-------- Dataset --------

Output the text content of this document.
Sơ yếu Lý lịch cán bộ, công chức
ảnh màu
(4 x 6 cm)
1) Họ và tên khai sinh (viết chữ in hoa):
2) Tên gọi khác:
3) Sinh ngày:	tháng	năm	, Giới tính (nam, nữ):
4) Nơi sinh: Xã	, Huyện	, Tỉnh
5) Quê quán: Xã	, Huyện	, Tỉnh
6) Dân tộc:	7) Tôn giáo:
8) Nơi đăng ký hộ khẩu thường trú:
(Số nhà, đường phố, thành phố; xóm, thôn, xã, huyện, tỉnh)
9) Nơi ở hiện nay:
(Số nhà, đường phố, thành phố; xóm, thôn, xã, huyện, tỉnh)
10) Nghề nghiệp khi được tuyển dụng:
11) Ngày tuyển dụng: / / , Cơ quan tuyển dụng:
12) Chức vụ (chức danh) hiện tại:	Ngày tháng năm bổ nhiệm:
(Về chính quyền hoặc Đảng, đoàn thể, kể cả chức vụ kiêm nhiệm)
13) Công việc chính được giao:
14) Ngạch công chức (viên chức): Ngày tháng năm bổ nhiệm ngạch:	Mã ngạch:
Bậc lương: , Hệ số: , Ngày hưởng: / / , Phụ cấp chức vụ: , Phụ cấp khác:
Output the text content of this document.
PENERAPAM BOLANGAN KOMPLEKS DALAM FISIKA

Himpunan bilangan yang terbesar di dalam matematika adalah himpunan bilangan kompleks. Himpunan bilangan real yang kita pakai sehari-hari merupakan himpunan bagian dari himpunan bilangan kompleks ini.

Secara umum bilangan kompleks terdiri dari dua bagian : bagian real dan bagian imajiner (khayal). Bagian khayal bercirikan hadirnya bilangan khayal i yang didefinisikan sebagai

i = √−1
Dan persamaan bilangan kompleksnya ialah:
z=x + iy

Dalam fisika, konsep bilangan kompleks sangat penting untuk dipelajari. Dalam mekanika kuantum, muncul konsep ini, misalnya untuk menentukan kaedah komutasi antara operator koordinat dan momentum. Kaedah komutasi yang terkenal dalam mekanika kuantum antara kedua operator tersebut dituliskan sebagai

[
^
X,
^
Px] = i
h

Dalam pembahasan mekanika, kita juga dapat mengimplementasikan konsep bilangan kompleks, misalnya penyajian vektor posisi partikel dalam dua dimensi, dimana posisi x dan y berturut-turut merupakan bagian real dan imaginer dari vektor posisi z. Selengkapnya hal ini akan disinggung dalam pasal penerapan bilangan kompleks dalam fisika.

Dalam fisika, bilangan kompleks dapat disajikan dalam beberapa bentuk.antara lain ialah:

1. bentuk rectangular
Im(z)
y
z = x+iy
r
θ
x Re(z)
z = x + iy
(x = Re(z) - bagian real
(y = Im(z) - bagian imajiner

--------

§ **Task goal**:
From the data above, show each line that contains "dụng".

§ **Exercise response**:
10) Nghề nghiệp khi được tuyển dụng:
11) Ngày tuyển dụng: / / , Cơ quan tuyển dụng:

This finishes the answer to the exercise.